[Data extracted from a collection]

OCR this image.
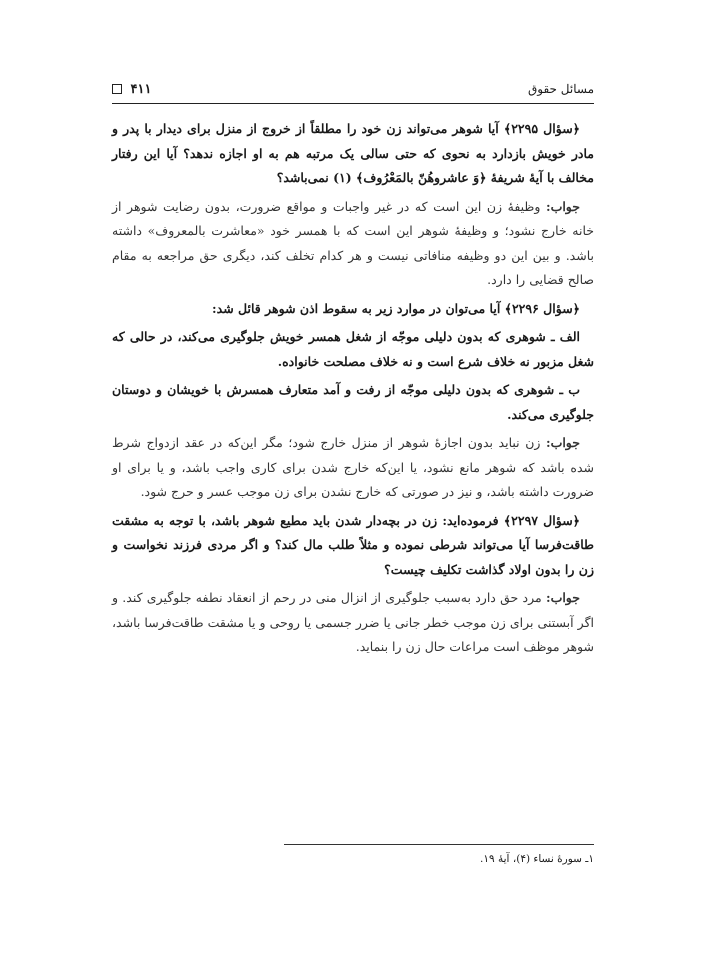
مسائل حقوق
۴۱۱

﴿سؤال ۲۲۹۵﴾ آیا شوهر می‌تواند زن خود را مطلقاً از خروج از منزل برای دیدار با پدر و مادر خویش بازدارد به نحوی که حتی سالی یک مرتبه هم به او اجازه ندهد؟ آیا این رفتار مخالف با آیهٔ شریفهٔ ﴿وَ عاشروهُنّ بالمَعْرُوف﴾ (۱) نمی‌باشد؟

جواب: وظیفهٔ زن این است که در غیر واجبات و مواقع ضرورت، بدون رضایت شوهر از خانه خارج نشود؛ و وظیفهٔ شوهر این است که با همسر خود «معاشرت بالمعروف» داشته باشد. و بین این دو وظیفه منافاتی نیست و هر کدام تخلف کند، دیگری حق مراجعه به مقام صالح قضایی را دارد.

﴿سؤال ۲۲۹۶﴾ آیا می‌توان در موارد زیر به سقوط اذن شوهر قائل شد:

الف ـ شوهری که بدون دلیلی موجّه از شغل همسر خویش جلوگیری می‌کند، در حالی که شغل مزبور نه خلاف شرع است و نه خلاف مصلحت خانواده.

ب ـ شوهری که بدون دلیلی موجّه از رفت و آمد متعارف همسرش با خویشان و دوستان جلوگیری می‌کند.

جواب: زن نباید بدون اجازهٔ شوهر از منزل خارج شود؛ مگر این‌که در عقد ازدواج شرط شده باشد که شوهر مانع نشود، یا این‌که خارج شدن برای کاری واجب باشد، و یا برای او ضرورت داشته باشد، و نیز در صورتی که خارج نشدن برای زن موجب عسر و حرج شود.

﴿سؤال ۲۲۹۷﴾ فرموده‌اید: زن در بچه‌دار شدن باید مطیع شوهر باشد، با توجه به مشقت طاقت‌فرسا آیا می‌تواند شرطی نموده و مثلاً طلب مال کند؟ و اگر مردی فرزند نخواست و زن را بدون اولاد گذاشت تکلیف چیست؟

جواب: مرد حق دارد به‌سبب جلوگیری از انزال منی در رحم از انعقاد نطفه جلوگیری کند. و اگر آبستنی برای زن موجب خطر جانی یا ضرر جسمی یا روحی و یا مشقت طاقت‌فرسا باشد، شوهر موظف است مراعات حال زن را بنماید.

۱ـ سورهٔ نساء (۴)، آیهٔ ۱۹.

SHORT TASK: Omitting all images, print the listing exactly.

TASK ANSWER:
OCR this image.
مسائل حقوق
۴۱۱

﴿سؤال ۲۲۹۵﴾ آیا شوهر می‌تواند زن خود را مطلقاً از خروج از منزل برای دیدار با پدر و مادر خویش بازدارد به نحوی که حتی سالی یک مرتبه هم به او اجازه ندهد؟ آیا این رفتار مخالف با آیهٔ شریفهٔ ﴿وَ عاشروهُنّ بالمَعْرُوف﴾ (۱) نمی‌باشد؟

جواب: وظیفهٔ زن این است که در غیر واجبات و مواقع ضرورت، بدون رضایت شوهر از خانه خارج نشود؛ و وظیفهٔ شوهر این است که با همسر خود «معاشرت بالمعروف» داشته باشد. و بین این دو وظیفه منافاتی نیست و هر کدام تخلف کند، دیگری حق مراجعه به مقام صالح قضایی را دارد.

﴿سؤال ۲۲۹۶﴾ آیا می‌توان در موارد زیر به سقوط اذن شوهر قائل شد:

الف ـ شوهری که بدون دلیلی موجّه از شغل همسر خویش جلوگیری می‌کند، در حالی که شغل مزبور نه خلاف شرع است و نه خلاف مصلحت خانواده.

ب ـ شوهری که بدون دلیلی موجّه از رفت و آمد متعارف همسرش با خویشان و دوستان جلوگیری می‌کند.

جواب: زن نباید بدون اجازهٔ شوهر از منزل خارج شود؛ مگر این‌که در عقد ازدواج شرط شده باشد که شوهر مانع نشود، یا این‌که خارج شدن برای کاری واجب باشد، و یا برای او ضرورت داشته باشد، و نیز در صورتی که خارج نشدن برای زن موجب عسر و حرج شود.

﴿سؤال ۲۲۹۷﴾ فرموده‌اید: زن در بچه‌دار شدن باید مطیع شوهر باشد، با توجه به مشقت طاقت‌فرسا آیا می‌تواند شرطی نموده و مثلاً طلب مال کند؟ و اگر مردی فرزند نخواست و زن را بدون اولاد گذاشت تکلیف چیست؟

جواب: مرد حق دارد به‌سبب جلوگیری از انزال منی در رحم از انعقاد نطفه جلوگیری کند. و اگر آبستنی برای زن موجب خطر جانی یا ضرر جسمی یا روحی و یا مشقت طاقت‌فرسا باشد، شوهر موظف است مراعات حال زن را بنماید.

۱ـ سورهٔ نساء (۴)، آیهٔ ۱۹.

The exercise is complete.